# [Exercise inputs]
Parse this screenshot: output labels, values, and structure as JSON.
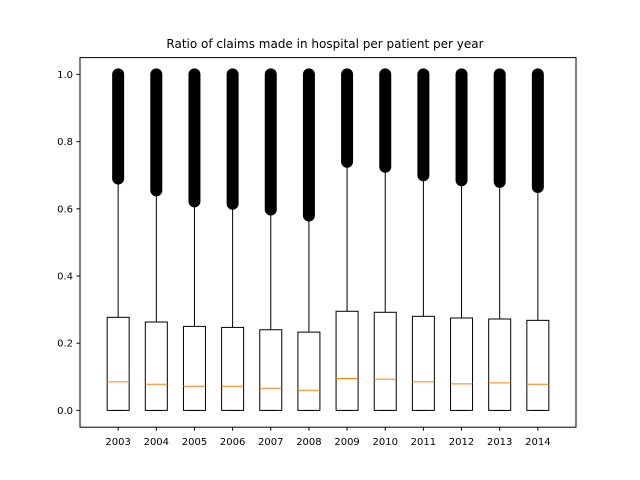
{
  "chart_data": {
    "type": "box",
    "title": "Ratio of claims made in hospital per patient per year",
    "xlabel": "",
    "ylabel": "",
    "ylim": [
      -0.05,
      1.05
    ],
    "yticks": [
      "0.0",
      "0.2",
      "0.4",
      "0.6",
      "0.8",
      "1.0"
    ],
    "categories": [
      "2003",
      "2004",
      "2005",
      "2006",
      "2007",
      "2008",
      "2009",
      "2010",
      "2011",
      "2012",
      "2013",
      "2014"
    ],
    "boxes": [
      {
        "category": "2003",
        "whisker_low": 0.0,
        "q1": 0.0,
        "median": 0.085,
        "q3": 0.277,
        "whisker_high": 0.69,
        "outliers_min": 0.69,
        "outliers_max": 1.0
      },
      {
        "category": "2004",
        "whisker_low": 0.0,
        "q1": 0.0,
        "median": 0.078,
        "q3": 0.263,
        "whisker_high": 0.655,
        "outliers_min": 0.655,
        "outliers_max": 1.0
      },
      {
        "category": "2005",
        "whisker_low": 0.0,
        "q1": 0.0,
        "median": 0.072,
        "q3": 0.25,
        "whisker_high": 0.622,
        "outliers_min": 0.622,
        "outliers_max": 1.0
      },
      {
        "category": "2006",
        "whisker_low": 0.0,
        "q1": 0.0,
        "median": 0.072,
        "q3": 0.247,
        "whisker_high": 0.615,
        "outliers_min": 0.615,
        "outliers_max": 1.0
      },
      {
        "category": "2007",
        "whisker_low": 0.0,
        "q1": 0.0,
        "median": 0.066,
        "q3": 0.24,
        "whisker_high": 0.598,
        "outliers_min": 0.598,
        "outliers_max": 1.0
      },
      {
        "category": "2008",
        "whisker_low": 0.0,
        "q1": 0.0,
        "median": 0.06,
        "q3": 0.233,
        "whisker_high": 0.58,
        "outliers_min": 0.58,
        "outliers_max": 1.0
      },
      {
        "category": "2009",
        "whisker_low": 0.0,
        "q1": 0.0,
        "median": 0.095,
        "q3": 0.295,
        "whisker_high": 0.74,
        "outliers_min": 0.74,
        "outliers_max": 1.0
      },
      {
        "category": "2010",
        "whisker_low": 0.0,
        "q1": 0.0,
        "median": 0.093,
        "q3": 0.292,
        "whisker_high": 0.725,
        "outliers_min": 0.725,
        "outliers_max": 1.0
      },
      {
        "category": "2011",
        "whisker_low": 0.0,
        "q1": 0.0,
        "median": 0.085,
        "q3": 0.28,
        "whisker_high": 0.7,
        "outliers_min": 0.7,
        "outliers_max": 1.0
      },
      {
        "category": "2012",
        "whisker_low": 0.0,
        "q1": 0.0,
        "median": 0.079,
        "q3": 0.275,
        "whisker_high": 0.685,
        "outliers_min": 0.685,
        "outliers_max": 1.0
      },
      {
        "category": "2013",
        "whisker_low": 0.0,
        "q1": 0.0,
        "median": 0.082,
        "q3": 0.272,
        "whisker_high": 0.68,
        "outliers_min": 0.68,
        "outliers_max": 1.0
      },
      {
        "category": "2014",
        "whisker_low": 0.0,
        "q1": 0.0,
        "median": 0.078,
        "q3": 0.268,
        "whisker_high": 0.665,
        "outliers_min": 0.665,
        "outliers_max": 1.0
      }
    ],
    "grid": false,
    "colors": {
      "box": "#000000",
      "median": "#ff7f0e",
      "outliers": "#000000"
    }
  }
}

...

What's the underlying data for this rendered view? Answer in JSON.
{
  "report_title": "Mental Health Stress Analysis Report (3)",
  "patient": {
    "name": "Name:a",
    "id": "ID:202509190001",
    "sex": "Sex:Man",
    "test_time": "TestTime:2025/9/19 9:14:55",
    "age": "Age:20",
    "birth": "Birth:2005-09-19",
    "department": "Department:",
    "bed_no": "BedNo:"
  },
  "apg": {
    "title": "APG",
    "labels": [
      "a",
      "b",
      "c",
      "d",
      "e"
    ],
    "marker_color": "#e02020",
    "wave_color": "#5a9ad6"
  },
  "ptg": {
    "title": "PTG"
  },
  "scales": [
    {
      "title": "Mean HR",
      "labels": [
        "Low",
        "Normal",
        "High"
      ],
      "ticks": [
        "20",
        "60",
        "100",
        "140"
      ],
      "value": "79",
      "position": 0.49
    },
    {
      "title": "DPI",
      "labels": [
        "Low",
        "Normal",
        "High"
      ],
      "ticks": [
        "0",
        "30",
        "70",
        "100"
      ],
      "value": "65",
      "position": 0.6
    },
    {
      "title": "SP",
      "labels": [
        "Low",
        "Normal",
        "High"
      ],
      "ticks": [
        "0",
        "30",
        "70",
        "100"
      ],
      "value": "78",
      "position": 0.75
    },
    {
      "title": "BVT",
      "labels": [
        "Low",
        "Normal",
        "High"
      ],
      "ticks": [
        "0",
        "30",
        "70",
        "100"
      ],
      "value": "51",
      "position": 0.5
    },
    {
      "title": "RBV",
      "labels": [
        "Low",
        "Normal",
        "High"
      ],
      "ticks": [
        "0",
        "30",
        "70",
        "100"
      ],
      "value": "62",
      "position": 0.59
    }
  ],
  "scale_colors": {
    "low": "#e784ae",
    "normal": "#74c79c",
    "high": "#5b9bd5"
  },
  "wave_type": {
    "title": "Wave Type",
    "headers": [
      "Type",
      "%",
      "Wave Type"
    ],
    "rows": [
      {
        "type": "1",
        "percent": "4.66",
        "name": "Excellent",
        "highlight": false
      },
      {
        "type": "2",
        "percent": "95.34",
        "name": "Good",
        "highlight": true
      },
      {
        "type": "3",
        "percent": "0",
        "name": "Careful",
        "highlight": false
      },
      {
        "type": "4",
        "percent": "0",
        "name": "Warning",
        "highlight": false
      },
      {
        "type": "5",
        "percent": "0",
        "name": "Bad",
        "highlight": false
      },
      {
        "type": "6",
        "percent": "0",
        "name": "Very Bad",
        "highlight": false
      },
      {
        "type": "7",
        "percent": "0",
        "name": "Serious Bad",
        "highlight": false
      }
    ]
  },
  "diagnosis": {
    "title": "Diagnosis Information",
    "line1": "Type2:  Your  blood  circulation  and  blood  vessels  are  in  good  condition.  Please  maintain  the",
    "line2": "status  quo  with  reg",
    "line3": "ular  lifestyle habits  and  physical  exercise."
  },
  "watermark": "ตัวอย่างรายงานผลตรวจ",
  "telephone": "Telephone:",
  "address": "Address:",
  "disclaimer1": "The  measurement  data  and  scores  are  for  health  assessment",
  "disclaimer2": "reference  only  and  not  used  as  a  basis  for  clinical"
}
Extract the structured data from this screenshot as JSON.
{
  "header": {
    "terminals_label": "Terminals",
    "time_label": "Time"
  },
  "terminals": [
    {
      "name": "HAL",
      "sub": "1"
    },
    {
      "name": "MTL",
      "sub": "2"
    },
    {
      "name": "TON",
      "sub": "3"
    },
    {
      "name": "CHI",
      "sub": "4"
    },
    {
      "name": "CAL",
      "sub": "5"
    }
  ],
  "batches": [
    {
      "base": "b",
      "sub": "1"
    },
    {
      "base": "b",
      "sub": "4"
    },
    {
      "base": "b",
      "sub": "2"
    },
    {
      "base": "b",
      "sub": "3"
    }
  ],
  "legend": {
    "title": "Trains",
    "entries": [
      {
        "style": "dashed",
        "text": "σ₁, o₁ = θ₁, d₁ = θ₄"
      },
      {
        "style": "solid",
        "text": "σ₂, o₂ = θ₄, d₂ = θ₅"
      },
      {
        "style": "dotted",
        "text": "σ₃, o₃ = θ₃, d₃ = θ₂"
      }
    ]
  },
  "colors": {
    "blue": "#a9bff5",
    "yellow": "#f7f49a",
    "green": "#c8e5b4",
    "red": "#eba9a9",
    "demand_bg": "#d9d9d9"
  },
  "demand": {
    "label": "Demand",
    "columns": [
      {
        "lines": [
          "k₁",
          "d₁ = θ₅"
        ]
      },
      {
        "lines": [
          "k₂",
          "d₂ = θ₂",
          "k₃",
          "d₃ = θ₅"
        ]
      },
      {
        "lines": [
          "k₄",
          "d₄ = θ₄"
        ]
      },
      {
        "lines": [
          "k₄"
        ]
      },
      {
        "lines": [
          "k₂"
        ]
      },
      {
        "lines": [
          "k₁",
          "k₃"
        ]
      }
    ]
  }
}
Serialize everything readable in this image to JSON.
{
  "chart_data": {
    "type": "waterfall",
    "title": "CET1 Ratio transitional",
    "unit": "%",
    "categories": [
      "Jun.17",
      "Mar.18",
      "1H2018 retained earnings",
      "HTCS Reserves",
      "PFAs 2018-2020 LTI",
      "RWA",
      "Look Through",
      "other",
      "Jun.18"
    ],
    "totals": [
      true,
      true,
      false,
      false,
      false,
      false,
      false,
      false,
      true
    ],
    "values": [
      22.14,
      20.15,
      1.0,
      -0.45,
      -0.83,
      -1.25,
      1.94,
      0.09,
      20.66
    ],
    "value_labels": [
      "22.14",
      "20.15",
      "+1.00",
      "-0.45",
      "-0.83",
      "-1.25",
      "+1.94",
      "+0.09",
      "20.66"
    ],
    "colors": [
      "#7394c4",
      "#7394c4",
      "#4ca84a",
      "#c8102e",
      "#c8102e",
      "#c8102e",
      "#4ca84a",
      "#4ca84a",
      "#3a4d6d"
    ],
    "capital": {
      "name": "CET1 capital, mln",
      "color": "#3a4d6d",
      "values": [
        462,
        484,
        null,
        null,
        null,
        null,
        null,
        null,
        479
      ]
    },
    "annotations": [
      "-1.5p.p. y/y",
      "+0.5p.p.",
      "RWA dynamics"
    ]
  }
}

# [Stated problem]
Find each line in the records holding the string "Ratio" and show it.

# [Correct response]
    "title": "Ratio of claims made in hospital per patient per year",
    "title": "CET1 Ratio transitional",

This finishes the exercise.